DATA IN THIS EXERCISE:

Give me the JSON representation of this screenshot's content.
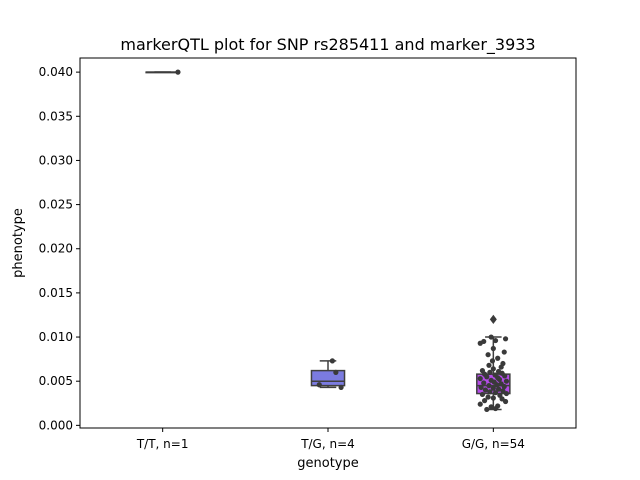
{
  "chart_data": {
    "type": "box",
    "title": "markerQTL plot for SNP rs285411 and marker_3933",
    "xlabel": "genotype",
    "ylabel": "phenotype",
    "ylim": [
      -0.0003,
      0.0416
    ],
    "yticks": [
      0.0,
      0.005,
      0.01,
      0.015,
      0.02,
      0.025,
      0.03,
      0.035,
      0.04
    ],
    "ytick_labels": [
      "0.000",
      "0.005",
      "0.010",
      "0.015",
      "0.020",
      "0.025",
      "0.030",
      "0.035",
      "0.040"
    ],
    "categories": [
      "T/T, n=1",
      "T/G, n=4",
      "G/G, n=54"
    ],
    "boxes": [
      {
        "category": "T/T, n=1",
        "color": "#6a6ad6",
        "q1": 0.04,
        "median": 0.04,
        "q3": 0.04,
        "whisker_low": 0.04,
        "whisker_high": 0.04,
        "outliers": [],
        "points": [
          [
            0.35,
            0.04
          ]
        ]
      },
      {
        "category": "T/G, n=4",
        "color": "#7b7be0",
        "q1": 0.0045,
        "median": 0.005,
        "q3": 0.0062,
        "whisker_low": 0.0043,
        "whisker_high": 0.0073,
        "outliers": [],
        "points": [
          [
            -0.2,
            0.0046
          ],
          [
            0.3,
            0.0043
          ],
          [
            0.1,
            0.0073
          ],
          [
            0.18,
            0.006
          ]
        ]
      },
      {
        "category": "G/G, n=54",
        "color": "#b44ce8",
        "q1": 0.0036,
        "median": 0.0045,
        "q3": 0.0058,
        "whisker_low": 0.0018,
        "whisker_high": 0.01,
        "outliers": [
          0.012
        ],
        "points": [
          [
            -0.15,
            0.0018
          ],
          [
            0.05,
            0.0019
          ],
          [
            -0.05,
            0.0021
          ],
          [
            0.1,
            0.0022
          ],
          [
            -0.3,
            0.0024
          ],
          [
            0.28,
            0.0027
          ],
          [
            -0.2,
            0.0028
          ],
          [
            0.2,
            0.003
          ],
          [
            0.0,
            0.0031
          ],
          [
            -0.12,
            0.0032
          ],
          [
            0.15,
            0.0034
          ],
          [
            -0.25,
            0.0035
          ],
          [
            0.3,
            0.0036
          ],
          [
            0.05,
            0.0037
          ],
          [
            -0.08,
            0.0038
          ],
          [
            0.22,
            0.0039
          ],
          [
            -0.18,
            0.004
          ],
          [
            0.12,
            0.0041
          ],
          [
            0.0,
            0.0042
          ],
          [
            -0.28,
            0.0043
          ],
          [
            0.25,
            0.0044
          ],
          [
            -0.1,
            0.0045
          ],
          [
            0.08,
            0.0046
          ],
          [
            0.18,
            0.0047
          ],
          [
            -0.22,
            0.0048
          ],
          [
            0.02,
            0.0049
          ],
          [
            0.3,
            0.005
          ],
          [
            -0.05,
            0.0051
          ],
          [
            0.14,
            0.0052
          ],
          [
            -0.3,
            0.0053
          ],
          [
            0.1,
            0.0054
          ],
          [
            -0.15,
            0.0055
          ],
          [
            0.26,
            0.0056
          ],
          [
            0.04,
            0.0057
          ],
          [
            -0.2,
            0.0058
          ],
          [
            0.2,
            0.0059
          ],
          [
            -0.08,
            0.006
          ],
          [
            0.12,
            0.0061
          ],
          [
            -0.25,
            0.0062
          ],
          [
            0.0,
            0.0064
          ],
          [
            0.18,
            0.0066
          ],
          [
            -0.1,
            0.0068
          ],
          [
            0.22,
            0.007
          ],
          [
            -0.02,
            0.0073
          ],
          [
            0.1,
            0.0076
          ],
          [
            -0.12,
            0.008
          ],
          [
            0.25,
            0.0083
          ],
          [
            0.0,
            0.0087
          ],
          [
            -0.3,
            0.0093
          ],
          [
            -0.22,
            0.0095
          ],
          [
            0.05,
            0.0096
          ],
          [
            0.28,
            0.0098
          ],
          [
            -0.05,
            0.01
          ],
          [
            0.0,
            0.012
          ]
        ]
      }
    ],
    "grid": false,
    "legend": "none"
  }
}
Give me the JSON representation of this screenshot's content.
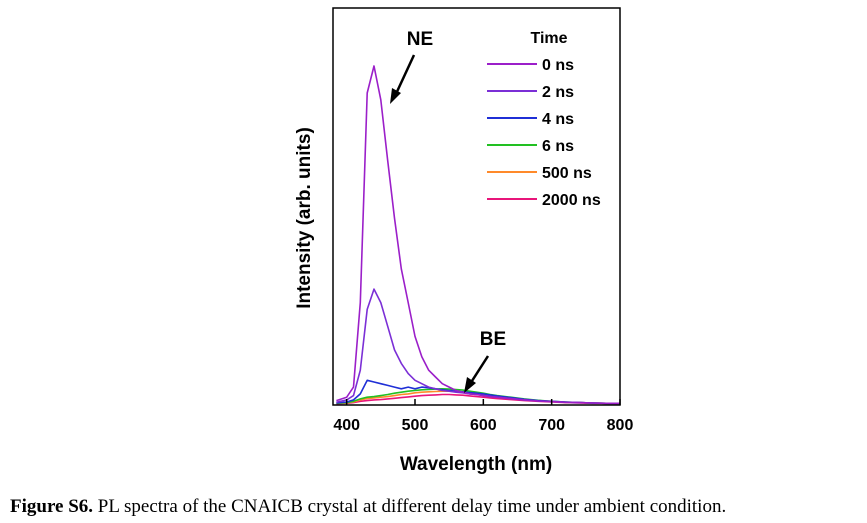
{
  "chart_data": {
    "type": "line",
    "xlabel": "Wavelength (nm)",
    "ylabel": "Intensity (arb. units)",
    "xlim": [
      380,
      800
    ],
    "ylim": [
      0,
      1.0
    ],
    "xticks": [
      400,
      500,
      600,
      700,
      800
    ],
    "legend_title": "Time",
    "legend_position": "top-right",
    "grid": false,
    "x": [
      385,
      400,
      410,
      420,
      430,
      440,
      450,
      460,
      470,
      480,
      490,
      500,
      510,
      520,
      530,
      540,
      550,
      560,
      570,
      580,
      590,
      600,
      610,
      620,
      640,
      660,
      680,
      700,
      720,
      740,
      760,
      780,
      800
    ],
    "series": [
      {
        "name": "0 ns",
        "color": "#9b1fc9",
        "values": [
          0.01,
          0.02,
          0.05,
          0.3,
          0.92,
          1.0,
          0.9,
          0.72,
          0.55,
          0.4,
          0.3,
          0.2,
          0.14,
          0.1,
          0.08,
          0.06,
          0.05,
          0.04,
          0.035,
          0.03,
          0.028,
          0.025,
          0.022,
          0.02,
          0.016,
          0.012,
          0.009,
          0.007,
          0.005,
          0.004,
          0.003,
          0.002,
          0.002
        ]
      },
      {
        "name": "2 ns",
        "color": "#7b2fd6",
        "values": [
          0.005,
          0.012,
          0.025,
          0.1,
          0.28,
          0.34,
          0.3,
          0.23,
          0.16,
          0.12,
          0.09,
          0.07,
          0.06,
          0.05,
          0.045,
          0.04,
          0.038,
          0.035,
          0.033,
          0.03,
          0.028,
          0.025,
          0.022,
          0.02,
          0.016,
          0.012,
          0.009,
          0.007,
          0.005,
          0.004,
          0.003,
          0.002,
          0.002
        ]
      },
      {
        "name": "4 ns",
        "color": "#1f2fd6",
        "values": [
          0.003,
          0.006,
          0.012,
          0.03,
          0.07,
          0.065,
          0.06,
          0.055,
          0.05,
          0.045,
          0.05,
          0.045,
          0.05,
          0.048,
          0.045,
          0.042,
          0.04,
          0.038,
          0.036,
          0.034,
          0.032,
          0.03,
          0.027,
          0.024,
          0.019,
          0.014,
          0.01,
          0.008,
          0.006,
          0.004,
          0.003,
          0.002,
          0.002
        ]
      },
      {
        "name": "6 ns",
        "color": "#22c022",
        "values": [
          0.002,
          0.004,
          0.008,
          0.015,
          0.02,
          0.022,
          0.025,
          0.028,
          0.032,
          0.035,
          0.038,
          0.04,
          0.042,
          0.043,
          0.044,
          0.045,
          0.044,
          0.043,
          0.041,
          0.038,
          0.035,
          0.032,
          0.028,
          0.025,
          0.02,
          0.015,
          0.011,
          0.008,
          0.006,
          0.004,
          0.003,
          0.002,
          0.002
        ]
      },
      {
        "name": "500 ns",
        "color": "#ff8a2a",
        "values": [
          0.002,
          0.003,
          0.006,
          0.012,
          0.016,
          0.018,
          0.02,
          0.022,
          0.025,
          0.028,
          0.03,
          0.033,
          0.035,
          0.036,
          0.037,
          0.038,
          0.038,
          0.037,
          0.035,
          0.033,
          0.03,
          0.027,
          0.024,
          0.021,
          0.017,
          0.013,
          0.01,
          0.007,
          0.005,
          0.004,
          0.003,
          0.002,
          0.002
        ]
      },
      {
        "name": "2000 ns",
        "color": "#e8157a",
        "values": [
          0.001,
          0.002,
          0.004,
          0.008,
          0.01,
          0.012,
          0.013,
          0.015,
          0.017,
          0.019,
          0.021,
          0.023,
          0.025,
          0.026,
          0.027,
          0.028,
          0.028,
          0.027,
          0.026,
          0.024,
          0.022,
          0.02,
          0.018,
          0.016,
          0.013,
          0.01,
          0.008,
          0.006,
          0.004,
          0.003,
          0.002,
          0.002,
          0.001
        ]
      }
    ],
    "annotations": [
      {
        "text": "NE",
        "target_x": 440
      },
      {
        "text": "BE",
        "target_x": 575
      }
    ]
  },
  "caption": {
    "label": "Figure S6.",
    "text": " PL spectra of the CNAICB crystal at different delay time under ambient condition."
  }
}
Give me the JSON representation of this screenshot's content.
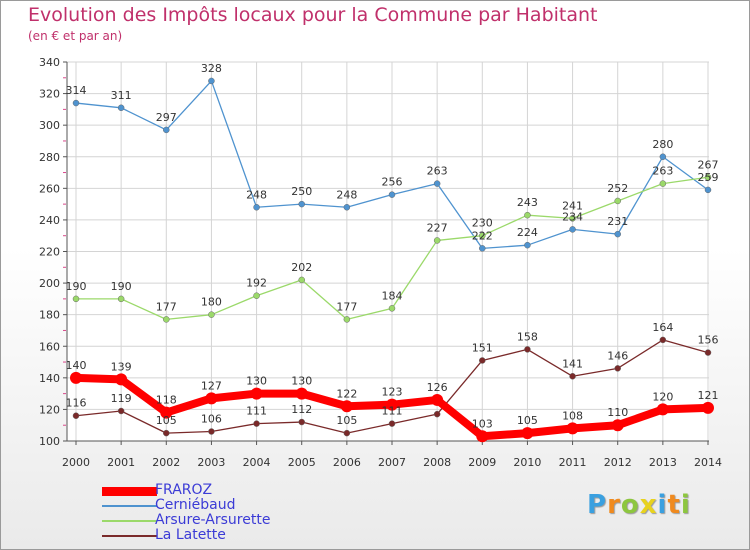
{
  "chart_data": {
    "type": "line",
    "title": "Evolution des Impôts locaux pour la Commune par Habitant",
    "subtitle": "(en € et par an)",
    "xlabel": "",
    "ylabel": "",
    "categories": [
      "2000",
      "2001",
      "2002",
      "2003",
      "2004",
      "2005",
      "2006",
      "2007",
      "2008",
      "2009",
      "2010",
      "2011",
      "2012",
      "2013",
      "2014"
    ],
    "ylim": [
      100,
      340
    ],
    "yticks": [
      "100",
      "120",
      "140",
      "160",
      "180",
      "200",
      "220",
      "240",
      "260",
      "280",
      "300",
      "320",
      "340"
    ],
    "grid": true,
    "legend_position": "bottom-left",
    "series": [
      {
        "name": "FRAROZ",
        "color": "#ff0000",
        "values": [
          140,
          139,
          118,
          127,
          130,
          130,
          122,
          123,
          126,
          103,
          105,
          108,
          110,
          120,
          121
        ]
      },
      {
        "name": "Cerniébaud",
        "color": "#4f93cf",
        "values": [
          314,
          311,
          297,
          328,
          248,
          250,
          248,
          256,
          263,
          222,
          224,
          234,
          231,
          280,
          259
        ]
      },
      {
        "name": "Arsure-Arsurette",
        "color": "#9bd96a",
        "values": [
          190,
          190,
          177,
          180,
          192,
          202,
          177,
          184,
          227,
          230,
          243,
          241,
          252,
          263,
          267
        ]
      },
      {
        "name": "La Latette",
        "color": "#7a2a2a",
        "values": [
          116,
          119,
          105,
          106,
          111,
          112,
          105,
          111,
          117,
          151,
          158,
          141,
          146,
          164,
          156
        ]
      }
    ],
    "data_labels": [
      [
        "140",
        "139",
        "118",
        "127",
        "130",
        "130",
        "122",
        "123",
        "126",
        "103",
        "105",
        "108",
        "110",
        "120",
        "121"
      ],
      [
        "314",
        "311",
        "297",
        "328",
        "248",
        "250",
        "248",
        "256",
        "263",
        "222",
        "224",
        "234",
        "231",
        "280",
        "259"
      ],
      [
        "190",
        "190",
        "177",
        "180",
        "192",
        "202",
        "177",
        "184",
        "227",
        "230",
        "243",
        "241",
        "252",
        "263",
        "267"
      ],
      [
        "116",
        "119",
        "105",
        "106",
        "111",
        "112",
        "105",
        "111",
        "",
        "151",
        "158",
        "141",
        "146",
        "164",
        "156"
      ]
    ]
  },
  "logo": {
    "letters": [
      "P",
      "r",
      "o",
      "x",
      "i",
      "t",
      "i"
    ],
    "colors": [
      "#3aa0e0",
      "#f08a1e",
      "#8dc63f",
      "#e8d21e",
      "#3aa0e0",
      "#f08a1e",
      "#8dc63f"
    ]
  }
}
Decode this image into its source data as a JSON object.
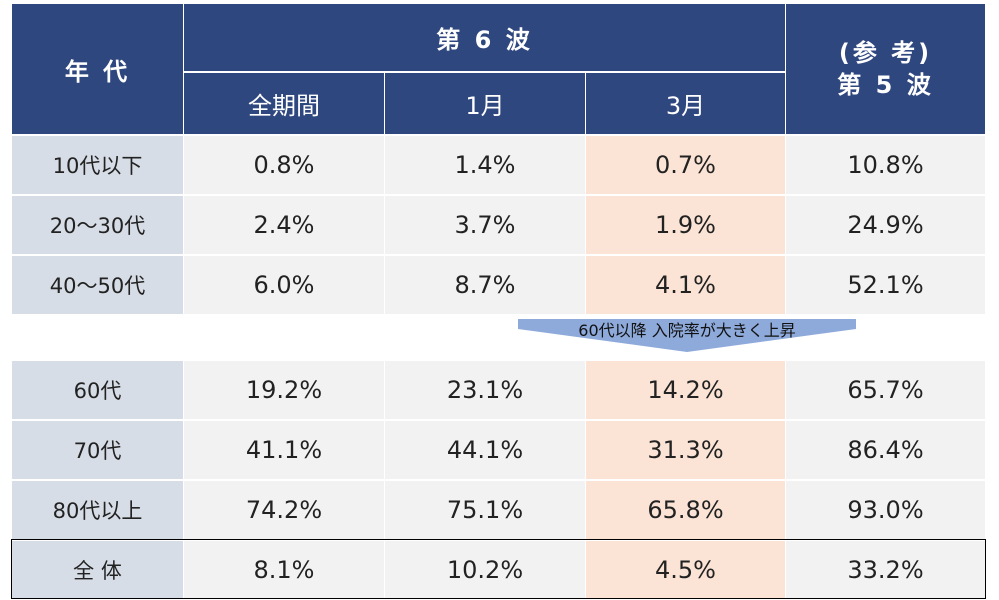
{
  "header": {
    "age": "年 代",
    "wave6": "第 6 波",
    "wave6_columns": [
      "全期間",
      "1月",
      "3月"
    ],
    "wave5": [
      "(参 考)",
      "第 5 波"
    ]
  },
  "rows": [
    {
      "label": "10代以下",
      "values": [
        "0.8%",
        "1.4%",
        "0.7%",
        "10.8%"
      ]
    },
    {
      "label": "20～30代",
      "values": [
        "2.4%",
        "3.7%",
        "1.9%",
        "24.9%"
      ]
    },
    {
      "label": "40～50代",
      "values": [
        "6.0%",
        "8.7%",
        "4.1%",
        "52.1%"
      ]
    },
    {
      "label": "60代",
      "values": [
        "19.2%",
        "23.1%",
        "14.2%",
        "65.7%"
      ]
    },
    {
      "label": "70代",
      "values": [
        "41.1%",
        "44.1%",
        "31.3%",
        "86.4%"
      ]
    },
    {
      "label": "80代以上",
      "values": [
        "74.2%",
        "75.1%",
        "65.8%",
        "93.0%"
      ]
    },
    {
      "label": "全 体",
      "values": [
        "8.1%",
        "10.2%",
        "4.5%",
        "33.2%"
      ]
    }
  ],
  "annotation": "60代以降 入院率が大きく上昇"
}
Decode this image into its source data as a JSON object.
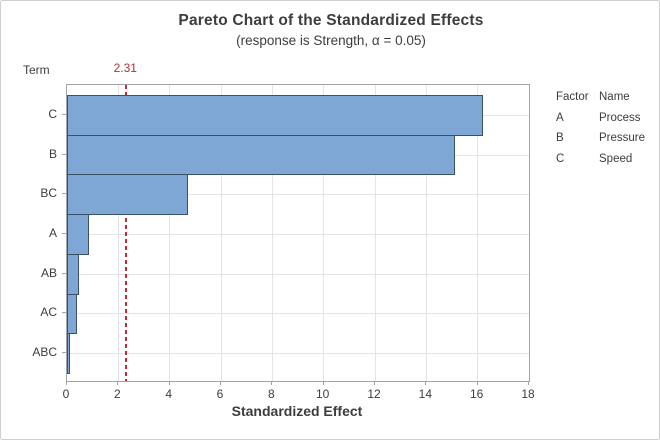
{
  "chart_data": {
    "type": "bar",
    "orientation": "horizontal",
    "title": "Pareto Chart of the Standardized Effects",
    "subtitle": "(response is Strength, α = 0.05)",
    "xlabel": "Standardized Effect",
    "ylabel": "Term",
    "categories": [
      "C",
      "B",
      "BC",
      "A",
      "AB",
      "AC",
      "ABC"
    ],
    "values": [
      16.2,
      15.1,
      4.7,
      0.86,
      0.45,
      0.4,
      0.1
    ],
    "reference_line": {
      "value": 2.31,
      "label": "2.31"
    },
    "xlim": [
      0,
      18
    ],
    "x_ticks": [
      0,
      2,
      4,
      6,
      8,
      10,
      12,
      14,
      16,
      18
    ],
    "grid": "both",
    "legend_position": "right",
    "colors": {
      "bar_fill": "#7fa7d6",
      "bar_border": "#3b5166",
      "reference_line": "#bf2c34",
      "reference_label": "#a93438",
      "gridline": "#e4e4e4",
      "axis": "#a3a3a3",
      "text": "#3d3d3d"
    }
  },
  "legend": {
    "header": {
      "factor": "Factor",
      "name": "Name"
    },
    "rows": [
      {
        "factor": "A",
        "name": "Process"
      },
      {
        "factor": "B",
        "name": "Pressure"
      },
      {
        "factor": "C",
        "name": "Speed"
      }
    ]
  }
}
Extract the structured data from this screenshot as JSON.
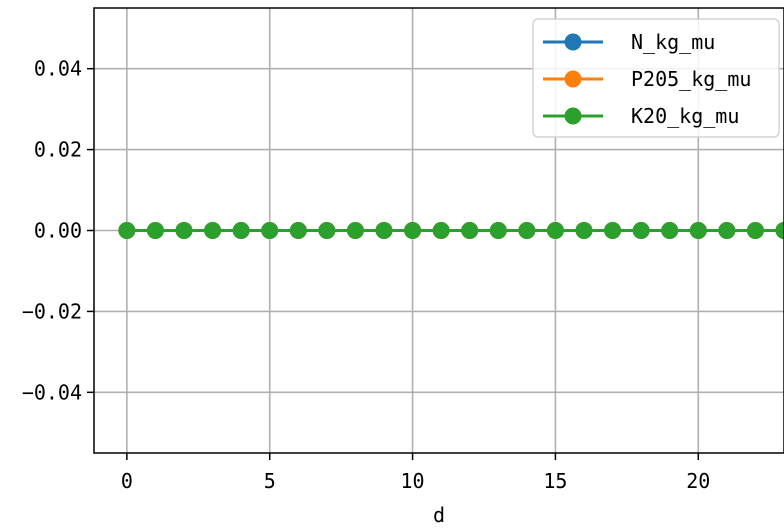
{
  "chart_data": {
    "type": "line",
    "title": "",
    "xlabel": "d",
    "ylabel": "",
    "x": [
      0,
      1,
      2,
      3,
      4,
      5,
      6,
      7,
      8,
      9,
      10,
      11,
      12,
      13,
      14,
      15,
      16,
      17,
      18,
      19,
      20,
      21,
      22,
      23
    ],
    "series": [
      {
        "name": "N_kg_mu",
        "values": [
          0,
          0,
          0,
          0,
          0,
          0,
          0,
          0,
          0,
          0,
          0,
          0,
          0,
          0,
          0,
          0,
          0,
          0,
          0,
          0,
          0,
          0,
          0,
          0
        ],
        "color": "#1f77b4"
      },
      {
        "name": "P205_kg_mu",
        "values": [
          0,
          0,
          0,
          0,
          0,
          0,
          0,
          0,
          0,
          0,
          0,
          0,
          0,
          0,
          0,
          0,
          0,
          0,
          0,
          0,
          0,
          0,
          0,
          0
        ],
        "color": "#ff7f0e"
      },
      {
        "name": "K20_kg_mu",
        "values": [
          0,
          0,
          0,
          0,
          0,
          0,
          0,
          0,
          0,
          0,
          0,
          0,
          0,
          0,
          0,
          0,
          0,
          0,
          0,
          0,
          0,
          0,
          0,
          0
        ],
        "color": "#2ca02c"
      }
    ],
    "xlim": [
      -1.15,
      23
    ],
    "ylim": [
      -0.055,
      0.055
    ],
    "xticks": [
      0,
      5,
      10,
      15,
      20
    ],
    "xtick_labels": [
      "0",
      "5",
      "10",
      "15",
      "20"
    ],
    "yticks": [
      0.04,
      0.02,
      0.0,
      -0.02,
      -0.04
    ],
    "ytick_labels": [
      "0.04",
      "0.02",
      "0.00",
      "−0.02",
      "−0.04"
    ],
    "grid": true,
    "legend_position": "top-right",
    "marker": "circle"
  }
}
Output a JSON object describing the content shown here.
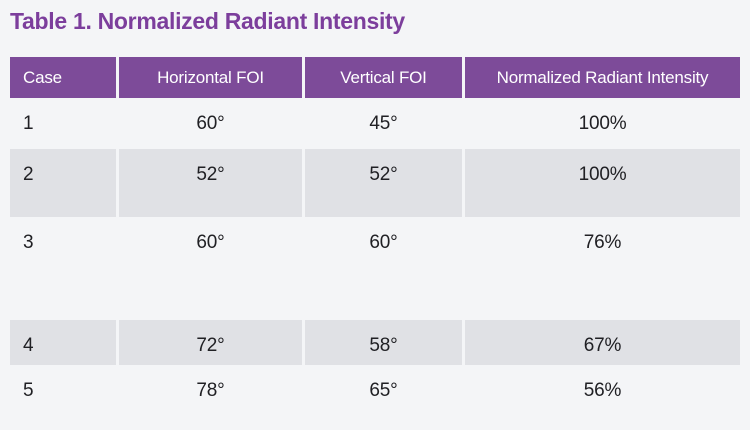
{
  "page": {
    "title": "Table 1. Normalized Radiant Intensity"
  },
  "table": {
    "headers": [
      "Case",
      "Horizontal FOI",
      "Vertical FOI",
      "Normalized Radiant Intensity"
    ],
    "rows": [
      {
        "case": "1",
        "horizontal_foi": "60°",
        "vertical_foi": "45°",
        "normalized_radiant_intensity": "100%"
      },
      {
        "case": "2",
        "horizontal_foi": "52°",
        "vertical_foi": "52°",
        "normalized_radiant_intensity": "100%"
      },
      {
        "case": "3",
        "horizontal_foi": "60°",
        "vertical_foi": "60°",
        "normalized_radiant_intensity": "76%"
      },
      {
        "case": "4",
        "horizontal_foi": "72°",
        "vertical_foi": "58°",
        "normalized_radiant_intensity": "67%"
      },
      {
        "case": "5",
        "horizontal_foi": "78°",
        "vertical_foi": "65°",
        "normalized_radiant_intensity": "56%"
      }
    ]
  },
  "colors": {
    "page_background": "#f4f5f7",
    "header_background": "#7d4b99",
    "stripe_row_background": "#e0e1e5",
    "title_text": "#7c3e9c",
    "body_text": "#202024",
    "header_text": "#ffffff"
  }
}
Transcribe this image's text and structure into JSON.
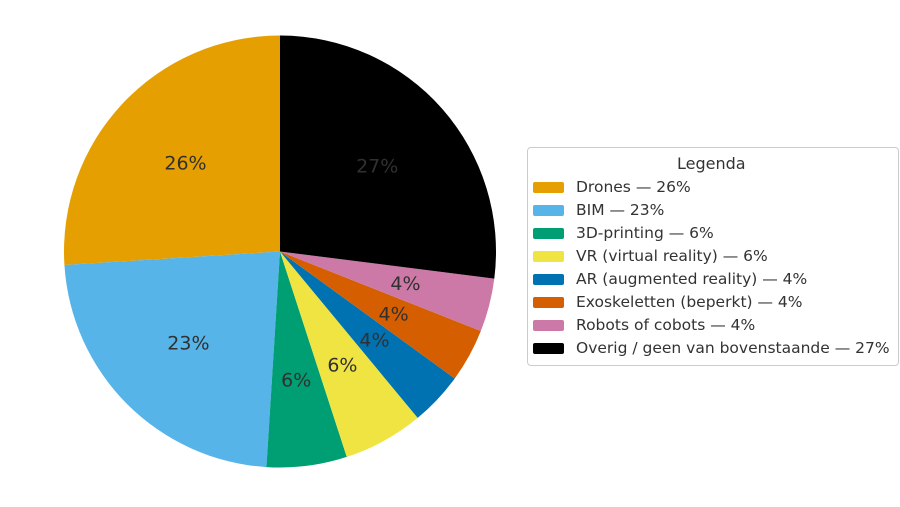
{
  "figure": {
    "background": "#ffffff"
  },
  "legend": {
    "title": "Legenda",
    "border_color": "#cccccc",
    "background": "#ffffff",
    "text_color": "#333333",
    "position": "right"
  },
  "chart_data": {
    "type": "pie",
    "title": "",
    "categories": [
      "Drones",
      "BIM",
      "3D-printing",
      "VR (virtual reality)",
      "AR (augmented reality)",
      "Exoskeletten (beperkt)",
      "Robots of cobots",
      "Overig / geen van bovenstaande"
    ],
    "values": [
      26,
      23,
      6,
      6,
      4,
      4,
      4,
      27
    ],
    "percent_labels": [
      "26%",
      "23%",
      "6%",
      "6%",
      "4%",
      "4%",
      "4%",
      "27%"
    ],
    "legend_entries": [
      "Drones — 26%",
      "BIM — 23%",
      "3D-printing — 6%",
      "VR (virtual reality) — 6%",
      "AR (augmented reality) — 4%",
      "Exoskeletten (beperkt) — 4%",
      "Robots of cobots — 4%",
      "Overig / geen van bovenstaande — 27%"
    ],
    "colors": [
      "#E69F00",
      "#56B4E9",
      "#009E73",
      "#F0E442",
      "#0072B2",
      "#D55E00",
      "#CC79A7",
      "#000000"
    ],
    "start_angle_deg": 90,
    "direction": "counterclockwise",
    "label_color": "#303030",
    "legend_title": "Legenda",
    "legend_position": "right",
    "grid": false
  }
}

REQUIRED TASK:
Check each line above for the word "bovenstaande" and copy the ones that have it.

FINISHED TASK:
      "Overig / geen van bovenstaande"
      "Overig / geen van bovenstaande — 27%"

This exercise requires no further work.